◆ SET EXERCISE ◆
Take down each entry exactly as written.

◆ GIVEN DATA ◆
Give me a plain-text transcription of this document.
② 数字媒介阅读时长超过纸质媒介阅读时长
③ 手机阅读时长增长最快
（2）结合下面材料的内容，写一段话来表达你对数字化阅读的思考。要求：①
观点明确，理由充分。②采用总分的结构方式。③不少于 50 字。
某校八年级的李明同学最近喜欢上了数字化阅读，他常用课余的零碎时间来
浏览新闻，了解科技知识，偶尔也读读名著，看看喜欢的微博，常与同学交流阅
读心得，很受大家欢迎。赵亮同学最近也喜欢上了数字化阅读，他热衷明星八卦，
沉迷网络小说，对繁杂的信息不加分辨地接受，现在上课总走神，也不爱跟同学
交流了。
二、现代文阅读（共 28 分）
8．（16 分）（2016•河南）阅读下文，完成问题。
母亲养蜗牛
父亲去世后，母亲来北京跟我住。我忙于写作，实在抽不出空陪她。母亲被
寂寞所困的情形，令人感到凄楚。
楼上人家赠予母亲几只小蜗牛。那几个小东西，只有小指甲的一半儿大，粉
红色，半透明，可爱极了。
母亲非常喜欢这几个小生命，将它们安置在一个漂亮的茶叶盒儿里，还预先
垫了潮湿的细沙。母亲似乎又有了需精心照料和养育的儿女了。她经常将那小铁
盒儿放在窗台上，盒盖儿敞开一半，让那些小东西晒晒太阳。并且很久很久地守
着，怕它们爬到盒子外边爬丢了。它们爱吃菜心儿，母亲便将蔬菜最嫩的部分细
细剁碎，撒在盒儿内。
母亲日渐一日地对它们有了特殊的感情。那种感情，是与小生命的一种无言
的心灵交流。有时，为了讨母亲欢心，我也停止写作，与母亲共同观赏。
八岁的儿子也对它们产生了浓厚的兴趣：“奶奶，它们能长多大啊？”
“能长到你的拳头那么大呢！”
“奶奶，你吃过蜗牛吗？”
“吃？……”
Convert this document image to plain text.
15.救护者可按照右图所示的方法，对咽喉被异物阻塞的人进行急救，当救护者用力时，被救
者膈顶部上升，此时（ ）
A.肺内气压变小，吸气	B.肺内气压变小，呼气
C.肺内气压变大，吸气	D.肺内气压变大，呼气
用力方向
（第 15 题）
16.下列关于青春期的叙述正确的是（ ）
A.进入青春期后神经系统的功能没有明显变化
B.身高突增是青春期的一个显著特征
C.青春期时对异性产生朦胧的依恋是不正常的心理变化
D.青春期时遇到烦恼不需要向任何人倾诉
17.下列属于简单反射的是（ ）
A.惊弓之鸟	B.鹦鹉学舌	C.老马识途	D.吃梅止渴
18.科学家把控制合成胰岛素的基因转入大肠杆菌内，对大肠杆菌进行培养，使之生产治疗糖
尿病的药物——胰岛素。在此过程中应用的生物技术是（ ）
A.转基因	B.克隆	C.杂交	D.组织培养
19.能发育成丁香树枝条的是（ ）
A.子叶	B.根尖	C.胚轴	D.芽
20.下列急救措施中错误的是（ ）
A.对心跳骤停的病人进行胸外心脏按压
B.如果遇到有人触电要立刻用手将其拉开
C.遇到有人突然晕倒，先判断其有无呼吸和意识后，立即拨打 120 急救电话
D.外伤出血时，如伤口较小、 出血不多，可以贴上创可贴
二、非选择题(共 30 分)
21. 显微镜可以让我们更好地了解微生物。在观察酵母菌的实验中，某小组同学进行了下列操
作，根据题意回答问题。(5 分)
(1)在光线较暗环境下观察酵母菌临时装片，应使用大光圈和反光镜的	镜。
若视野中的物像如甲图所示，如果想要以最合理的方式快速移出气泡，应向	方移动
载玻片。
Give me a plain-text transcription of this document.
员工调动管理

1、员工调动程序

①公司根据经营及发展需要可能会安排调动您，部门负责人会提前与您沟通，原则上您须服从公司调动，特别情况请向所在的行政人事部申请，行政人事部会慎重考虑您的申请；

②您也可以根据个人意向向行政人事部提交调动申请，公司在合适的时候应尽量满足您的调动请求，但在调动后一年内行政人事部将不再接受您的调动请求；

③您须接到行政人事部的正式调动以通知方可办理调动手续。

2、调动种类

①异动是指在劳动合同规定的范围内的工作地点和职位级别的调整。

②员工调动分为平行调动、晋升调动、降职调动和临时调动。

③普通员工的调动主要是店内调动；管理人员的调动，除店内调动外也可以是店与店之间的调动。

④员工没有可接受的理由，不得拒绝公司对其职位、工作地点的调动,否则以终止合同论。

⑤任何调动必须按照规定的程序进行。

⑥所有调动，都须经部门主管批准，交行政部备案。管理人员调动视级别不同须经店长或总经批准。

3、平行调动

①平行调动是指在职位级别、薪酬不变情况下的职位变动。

◆ WRITTEN SOLUTION ◆
Give me a plain-text transcription of this document.
② 数字媒介阅读时长超过纸质媒介阅读时长
③ 手机阅读时长增长最快
（2）结合下面材料的内容，写一段话来表达你对数字化阅读的思考。要求：①
观点明确，理由充分。②采用总分的结构方式。③不少于 50 字。
某校八年级的李明同学最近喜欢上了数字化阅读，他常用课余的零碎时间来
浏览新闻，了解科技知识，偶尔也读读名著，看看喜欢的微博，常与同学交流阅
读心得，很受大家欢迎。赵亮同学最近也喜欢上了数字化阅读，他热衷明星八卦，
沉迷网络小说，对繁杂的信息不加分辨地接受，现在上课总走神，也不爱跟同学
交流了。
二、现代文阅读（共 28 分）
8．（16 分）（2016•河南）阅读下文，完成问题。
母亲养蜗牛
父亲去世后，母亲来北京跟我住。我忙于写作，实在抽不出空陪她。母亲被
寂寞所困的情形，令人感到凄楚。
楼上人家赠予母亲几只小蜗牛。那几个小东西，只有小指甲的一半儿大，粉
红色，半透明，可爱极了。
母亲非常喜欢这几个小生命，将它们安置在一个漂亮的茶叶盒儿里，还预先
垫了潮湿的细沙。母亲似乎又有了需精心照料和养育的儿女了。她经常将那小铁
盒儿放在窗台上，盒盖儿敞开一半，让那些小东西晒晒太阳。并且很久很久地守
着，怕它们爬到盒子外边爬丢了。它们爱吃菜心儿，母亲便将蔬菜最嫩的部分细
细剁碎，撒在盒儿内。
母亲日渐一日地对它们有了特殊的感情。那种感情，是与小生命的一种无言
的心灵交流。有时，为了讨母亲欢心，我也停止写作，与母亲共同观赏。
八岁的儿子也对它们产生了浓厚的兴趣：“奶奶，它们能长多大啊？”
“能长到你的拳头那么大呢！”
“奶奶，你吃过蜗牛吗？”
“吃？……”
Convert this document image to plain text.
15.救护者可按照右图所示的方法，对咽喉被异物阻塞的人进行急救，当救护者用力时，被救
者膈顶部上升，此时（ ）
A.肺内气压变小，吸气	B.肺内气压变小，呼气
C.肺内气压变大，吸气	D.肺内气压变大，呼气
用力方向
（第 15 题）
16.下列关于青春期的叙述正确的是（ ）
A.进入青春期后神经系统的功能没有明显变化
B.身高突增是青春期的一个显著特征
C.青春期时对异性产生朦胧的依恋是不正常的心理变化
D.青春期时遇到烦恼不需要向任何人倾诉
17.下列属于简单反射的是（ ）
A.惊弓之鸟	B.鹦鹉学舌	C.老马识途	D.吃梅止渴
18.科学家把控制合成胰岛素的基因转入大肠杆菌内，对大肠杆菌进行培养，使之生产治疗糖
尿病的药物——胰岛素。在此过程中应用的生物技术是（ ）
A.转基因	B.克隆	C.杂交	D.组织培养
19.能发育成丁香树枝条的是（ ）
A.子叶	B.根尖	C.胚轴	D.芽
20.下列急救措施中错误的是（ ）
A.对心跳骤停的病人进行胸外心脏按压
B.如果遇到有人触电要立刻用手将其拉开
C.遇到有人突然晕倒，先判断其有无呼吸和意识后，立即拨打 120 急救电话
D.外伤出血时，如伤口较小、 出血不多，可以贴上创可贴
二、非选择题(共 30 分)
21. 显微镜可以让我们更好地了解微生物。在观察酵母菌的实验中，某小组同学进行了下列操
作，根据题意回答问题。(5 分)
(1)在光线较暗环境下观察酵母菌临时装片，应使用大光圈和反光镜的	镜。
若视野中的物像如甲图所示，如果想要以最合理的方式快速移出气泡，应向	方移动
载玻片。
Give me a plain-text transcription of this document.
员工调动管理

1、员工调动程序

①公司根据经营及发展需要可能会安排调动您，部门负责人会提前与您沟通，原则上您须服从公司调动，特别情况请向所在的行政人事部申请，行政人事部会慎重考虑您的申请；

②您也可以根据个人意向向行政人事部提交调动申请，公司在合适的时候应尽量满足您的调动请求，但在调动后一年内行政人事部将不再接受您的调动请求；

③您须接到行政人事部的正式调动以通知方可办理调动手续。

2、调动种类

①异动是指在劳动合同规定的范围内的工作地点和职位级别的调整。

②员工调动分为平行调动、晋升调动、降职调动和临时调动。

③普通员工的调动主要是店内调动；管理人员的调动，除店内调动外也可以是店与店之间的调动。

④员工没有可接受的理由，不得拒绝公司对其职位、工作地点的调动,否则以终止合同论。

⑤任何调动必须按照规定的程序进行。

⑥所有调动，都须经部门主管批准，交行政部备案。管理人员调动视级别不同须经店长或总经批准。

3、平行调动

①平行调动是指在职位级别、薪酬不变情况下的职位变动。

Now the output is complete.